Brief ::
Make an exact copy of the data below, leaving out every picture.

........

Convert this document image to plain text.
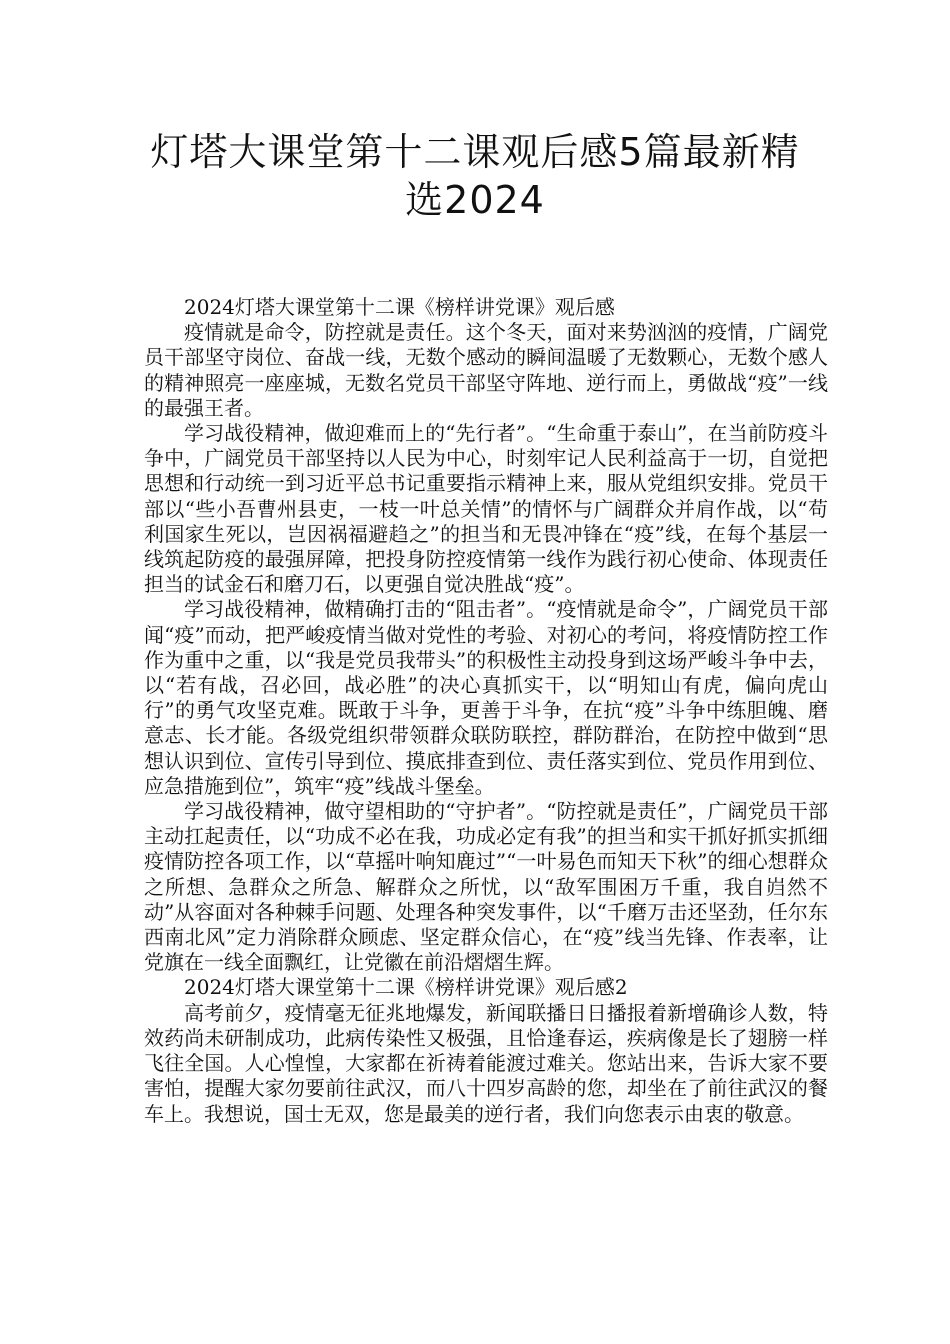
灯塔大课堂第十二课观后感5篇最新精
选2024

2024灯塔大课堂第十二课《榜样讲党课》观后感

疫情就是命令，防控就是责任。这个冬天，面对来势汹汹的疫情，广阔党员干部坚守岗位、奋战一线，无数个感动的瞬间温暖了无数颗心，无数个感人的精神照亮一座座城，无数名党员干部坚守阵地、逆行而上，勇做战“疫”一线的最强王者。

学习战役精神，做迎难而上的“先行者”。“生命重于泰山”，在当前防疫斗争中，广阔党员干部坚持以人民为中心，时刻牢记人民利益高于一切，自觉把思想和行动统一到习近平总书记重要指示精神上来，服从党组织安排。党员干部以“些小吾曹州县吏，一枝一叶总关情”的情怀与广阔群众并肩作战，以“苟利国家生死以，岂因祸福避趋之”的担当和无畏冲锋在“疫”线，在每个基层一线筑起防疫的最强屏障，把投身防控疫情第一线作为践行初心使命、体现责任担当的试金石和磨刀石，以更强自觉决胜战“疫”。

学习战役精神，做精确打击的“阻击者”。“疫情就是命令”，广阔党员干部闻“疫”而动，把严峻疫情当做对党性的考验、对初心的考问，将疫情防控工作作为重中之重，以“我是党员我带头”的积极性主动投身到这场严峻斗争中去，以“若有战，召必回，战必胜”的决心真抓实干，以“明知山有虎，偏向虎山行”的勇气攻坚克难。既敢于斗争，更善于斗争，在抗“疫”斗争中练胆魄、磨意志、长才能。各级党组织带领群众联防联控，群防群治，在防控中做到“思想认识到位、宣传引导到位、摸底排查到位、责任落实到位、党员作用到位、应急措施到位”，筑牢“疫”线战斗堡垒。

学习战役精神，做守望相助的“守护者”。“防控就是责任”，广阔党员干部主动扛起责任，以“功成不必在我，功成必定有我”的担当和实干抓好抓实抓细疫情防控各项工作，以“草摇叶响知鹿过”“一叶易色而知天下秋”的细心想群众之所想、急群众之所急、解群众之所忧，以“敌军围困万千重，我自岿然不动”从容面对各种棘手问题、处理各种突发事件，以“千磨万击还坚劲，任尔东西南北风”定力消除群众顾虑、坚定群众信心，在“疫”线当先锋、作表率，让党旗在一线全面飘红，让党徽在前沿熠熠生辉。

2024灯塔大课堂第十二课《榜样讲党课》观后感2

高考前夕，疫情毫无征兆地爆发，新闻联播日日播报着新增确诊人数，特效药尚未研制成功，此病传染性又极强，且恰逢春运，疾病像是长了翅膀一样飞往全国。人心惶惶，大家都在祈祷着能渡过难关。您站出来，告诉大家不要害怕，提醒大家勿要前往武汉，而八十四岁高龄的您，却坐在了前往武汉的餐车上。我想说，国士无双，您是最美的逆行者，我们向您表示由衷的敬意。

........

Complete response ::
Convert this document image to plain text.
灯塔大课堂第十二课观后感5篇最新精
选2024

2024灯塔大课堂第十二课《榜样讲党课》观后感

疫情就是命令，防控就是责任。这个冬天，面对来势汹汹的疫情，广阔党员干部坚守岗位、奋战一线，无数个感动的瞬间温暖了无数颗心，无数个感人的精神照亮一座座城，无数名党员干部坚守阵地、逆行而上，勇做战“疫”一线的最强王者。

学习战役精神，做迎难而上的“先行者”。“生命重于泰山”，在当前防疫斗争中，广阔党员干部坚持以人民为中心，时刻牢记人民利益高于一切，自觉把思想和行动统一到习近平总书记重要指示精神上来，服从党组织安排。党员干部以“些小吾曹州县吏，一枝一叶总关情”的情怀与广阔群众并肩作战，以“苟利国家生死以，岂因祸福避趋之”的担当和无畏冲锋在“疫”线，在每个基层一线筑起防疫的最强屏障，把投身防控疫情第一线作为践行初心使命、体现责任担当的试金石和磨刀石，以更强自觉决胜战“疫”。

学习战役精神，做精确打击的“阻击者”。“疫情就是命令”，广阔党员干部闻“疫”而动，把严峻疫情当做对党性的考验、对初心的考问，将疫情防控工作作为重中之重，以“我是党员我带头”的积极性主动投身到这场严峻斗争中去，以“若有战，召必回，战必胜”的决心真抓实干，以“明知山有虎，偏向虎山行”的勇气攻坚克难。既敢于斗争，更善于斗争，在抗“疫”斗争中练胆魄、磨意志、长才能。各级党组织带领群众联防联控，群防群治，在防控中做到“思想认识到位、宣传引导到位、摸底排查到位、责任落实到位、党员作用到位、应急措施到位”，筑牢“疫”线战斗堡垒。

学习战役精神，做守望相助的“守护者”。“防控就是责任”，广阔党员干部主动扛起责任，以“功成不必在我，功成必定有我”的担当和实干抓好抓实抓细疫情防控各项工作，以“草摇叶响知鹿过”“一叶易色而知天下秋”的细心想群众之所想、急群众之所急、解群众之所忧，以“敌军围困万千重，我自岿然不动”从容面对各种棘手问题、处理各种突发事件，以“千磨万击还坚劲，任尔东西南北风”定力消除群众顾虑、坚定群众信心，在“疫”线当先锋、作表率，让党旗在一线全面飘红，让党徽在前沿熠熠生辉。

2024灯塔大课堂第十二课《榜样讲党课》观后感2

高考前夕，疫情毫无征兆地爆发，新闻联播日日播报着新增确诊人数，特效药尚未研制成功，此病传染性又极强，且恰逢春运，疾病像是长了翅膀一样飞往全国。人心惶惶，大家都在祈祷着能渡过难关。您站出来，告诉大家不要害怕，提醒大家勿要前往武汉，而八十四岁高龄的您，却坐在了前往武汉的餐车上。我想说，国士无双，您是最美的逆行者，我们向您表示由衷的敬意。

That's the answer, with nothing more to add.